Element location listings:
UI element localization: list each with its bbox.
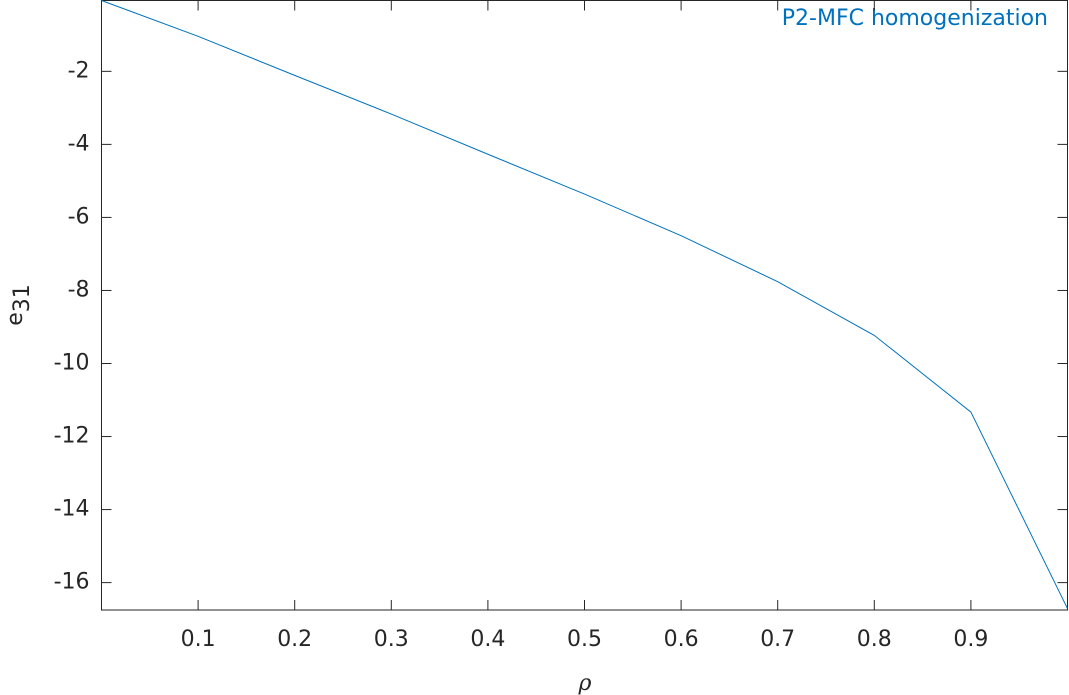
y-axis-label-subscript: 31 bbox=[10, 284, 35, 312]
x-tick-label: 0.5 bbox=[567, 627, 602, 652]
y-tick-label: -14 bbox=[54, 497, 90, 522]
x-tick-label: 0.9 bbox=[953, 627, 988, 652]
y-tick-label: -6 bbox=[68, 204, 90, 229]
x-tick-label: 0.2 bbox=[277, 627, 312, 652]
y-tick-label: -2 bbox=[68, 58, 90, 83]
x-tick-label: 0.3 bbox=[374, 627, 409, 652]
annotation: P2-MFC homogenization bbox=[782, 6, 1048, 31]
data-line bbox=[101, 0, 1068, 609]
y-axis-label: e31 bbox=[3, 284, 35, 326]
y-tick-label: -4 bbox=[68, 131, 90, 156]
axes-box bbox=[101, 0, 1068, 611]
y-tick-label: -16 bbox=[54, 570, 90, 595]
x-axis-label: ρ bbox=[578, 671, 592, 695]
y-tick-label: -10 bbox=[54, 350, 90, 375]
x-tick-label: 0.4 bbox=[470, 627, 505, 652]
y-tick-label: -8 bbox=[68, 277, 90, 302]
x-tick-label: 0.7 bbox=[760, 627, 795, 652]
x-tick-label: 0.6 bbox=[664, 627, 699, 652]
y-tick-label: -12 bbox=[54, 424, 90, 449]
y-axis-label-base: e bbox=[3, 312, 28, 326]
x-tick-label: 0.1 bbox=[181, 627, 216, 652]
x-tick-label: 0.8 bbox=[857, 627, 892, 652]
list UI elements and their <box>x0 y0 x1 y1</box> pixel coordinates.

---

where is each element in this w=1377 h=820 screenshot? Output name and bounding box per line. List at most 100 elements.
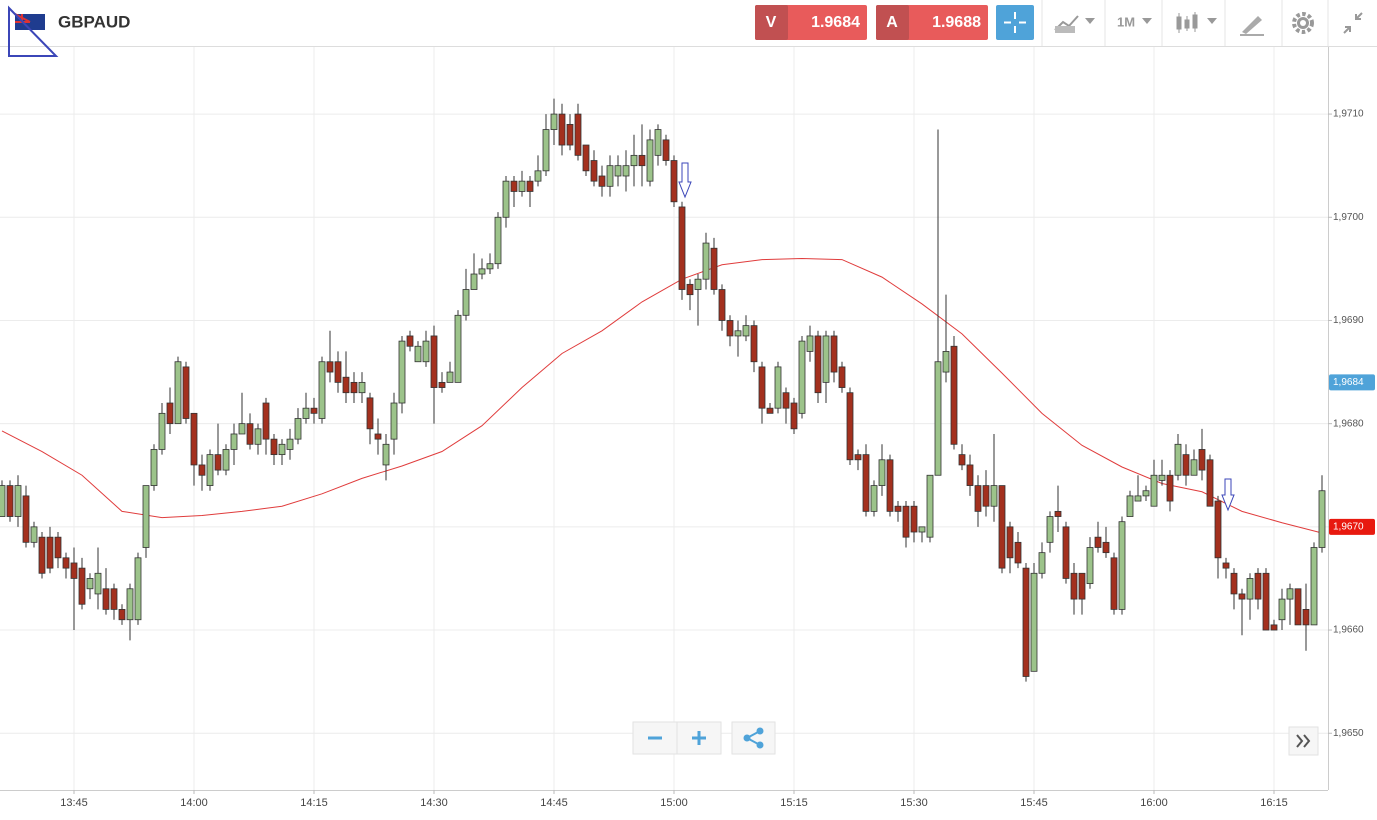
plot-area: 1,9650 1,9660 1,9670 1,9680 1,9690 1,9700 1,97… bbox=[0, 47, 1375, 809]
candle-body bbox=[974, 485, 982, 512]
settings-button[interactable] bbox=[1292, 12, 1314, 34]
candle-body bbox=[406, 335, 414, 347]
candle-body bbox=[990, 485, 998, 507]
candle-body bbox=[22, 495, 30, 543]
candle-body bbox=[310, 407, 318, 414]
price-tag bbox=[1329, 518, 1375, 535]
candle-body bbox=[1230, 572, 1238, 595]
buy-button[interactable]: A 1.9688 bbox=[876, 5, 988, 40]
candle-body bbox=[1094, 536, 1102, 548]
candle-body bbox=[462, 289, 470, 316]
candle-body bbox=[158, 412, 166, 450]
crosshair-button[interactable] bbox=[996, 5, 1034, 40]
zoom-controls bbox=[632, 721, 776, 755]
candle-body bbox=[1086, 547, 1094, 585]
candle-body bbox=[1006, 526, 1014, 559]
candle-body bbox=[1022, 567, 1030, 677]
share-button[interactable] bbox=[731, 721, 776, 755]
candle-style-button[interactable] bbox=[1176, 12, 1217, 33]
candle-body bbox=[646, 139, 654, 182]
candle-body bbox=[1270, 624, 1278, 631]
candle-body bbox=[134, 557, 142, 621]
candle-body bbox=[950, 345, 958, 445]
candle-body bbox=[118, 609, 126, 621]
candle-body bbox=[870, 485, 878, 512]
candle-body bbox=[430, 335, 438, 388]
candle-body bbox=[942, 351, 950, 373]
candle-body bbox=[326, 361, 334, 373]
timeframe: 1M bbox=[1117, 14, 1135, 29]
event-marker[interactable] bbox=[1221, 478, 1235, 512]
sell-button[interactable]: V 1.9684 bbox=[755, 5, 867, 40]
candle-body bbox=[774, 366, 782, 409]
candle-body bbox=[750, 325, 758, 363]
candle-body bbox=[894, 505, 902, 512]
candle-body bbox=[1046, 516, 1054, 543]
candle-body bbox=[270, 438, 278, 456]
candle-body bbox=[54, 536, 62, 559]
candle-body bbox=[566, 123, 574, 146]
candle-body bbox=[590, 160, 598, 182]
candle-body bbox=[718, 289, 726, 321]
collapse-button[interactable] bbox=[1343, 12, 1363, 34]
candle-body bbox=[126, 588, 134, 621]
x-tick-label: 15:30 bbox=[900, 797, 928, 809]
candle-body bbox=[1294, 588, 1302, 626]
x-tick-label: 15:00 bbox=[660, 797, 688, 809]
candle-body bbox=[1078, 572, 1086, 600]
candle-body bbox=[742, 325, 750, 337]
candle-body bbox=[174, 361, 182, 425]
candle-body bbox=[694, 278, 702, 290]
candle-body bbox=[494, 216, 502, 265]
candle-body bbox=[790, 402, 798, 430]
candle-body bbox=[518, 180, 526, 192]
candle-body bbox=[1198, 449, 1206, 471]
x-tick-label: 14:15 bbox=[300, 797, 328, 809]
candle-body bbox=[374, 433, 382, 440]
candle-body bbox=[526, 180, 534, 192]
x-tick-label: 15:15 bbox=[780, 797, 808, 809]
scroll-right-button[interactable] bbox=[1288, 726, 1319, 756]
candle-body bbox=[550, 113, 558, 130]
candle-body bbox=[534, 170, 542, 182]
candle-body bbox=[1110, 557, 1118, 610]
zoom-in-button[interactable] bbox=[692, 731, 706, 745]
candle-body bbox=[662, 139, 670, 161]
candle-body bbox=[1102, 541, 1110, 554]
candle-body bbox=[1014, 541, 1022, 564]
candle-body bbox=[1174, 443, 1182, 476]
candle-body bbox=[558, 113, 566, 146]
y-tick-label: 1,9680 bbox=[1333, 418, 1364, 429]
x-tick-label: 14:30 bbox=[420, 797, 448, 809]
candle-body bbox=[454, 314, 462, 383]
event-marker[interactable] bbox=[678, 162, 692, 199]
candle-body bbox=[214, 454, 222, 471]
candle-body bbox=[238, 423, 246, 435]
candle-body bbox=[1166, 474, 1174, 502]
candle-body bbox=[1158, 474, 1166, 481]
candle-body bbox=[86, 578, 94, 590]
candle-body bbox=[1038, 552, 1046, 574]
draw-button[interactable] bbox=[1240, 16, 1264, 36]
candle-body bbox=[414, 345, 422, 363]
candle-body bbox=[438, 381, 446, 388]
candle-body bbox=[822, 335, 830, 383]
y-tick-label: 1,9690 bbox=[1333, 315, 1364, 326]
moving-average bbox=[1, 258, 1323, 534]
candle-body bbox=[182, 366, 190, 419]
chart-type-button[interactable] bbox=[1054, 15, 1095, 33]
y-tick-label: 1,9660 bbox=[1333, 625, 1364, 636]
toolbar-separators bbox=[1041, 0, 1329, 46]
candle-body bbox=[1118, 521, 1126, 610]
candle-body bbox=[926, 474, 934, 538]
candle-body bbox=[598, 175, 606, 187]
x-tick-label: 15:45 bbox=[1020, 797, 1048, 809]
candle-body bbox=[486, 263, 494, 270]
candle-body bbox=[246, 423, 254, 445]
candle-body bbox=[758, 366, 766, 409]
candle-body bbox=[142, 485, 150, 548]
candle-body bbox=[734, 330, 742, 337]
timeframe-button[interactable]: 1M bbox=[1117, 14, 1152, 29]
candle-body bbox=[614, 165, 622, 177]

Request: Put into a JSON list of strings everything from the line containing "y-axis-label-subscript: 31 bbox=[10, 284, 35, 312]" down to the line containing "x-tick-label: 0.2 bbox=[277, 627, 312, 652]", one string per line, with blank lines left out.

Worked solution:
[
  "y-axis-label-subscript: 31 bbox=[10, 284, 35, 312]",
  "x-tick-label: 0.5 bbox=[567, 627, 602, 652]",
  "y-tick-label: -14 bbox=[54, 497, 90, 522]",
  "x-tick-label: 0.9 bbox=[953, 627, 988, 652]",
  "y-tick-label: -6 bbox=[68, 204, 90, 229]",
  "x-tick-label: 0.2 bbox=[277, 627, 312, 652]"
]